== What is being asked ==
Each entry should be quoted word for word, including every mark of punctuation.
===== Material
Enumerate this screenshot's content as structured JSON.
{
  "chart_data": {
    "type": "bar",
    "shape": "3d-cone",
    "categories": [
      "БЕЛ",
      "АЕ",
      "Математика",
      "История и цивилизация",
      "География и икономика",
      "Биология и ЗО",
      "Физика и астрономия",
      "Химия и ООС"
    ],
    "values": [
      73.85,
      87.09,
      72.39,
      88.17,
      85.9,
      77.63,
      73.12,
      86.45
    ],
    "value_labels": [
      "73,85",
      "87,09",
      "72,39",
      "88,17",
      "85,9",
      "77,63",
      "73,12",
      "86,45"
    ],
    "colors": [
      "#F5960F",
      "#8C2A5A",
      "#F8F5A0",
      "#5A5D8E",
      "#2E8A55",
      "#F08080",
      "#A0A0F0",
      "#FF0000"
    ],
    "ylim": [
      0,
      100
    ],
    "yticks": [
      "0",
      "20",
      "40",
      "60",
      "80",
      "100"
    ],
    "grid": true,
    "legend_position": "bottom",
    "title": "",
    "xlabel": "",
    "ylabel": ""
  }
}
==========
== Output of the task ==
Enumerate this screenshot's content as structured JSON.
{
  "chart_data": {
    "type": "bar",
    "shape": "3d-cone",
    "categories": [
      "БЕЛ",
      "АЕ",
      "Математика",
      "История и цивилизация",
      "География и икономика",
      "Биология и ЗО",
      "Физика и астрономия",
      "Химия и ООС"
    ],
    "values": [
      73.85,
      87.09,
      72.39,
      88.17,
      85.9,
      77.63,
      73.12,
      86.45
    ],
    "value_labels": [
      "73,85",
      "87,09",
      "72,39",
      "88,17",
      "85,9",
      "77,63",
      "73,12",
      "86,45"
    ],
    "colors": [
      "#F5960F",
      "#8C2A5A",
      "#F8F5A0",
      "#5A5D8E",
      "#2E8A55",
      "#F08080",
      "#A0A0F0",
      "#FF0000"
    ],
    "ylim": [
      0,
      100
    ],
    "yticks": [
      "0",
      "20",
      "40",
      "60",
      "80",
      "100"
    ],
    "grid": true,
    "legend_position": "bottom",
    "title": "",
    "xlabel": "",
    "ylabel": ""
  }
}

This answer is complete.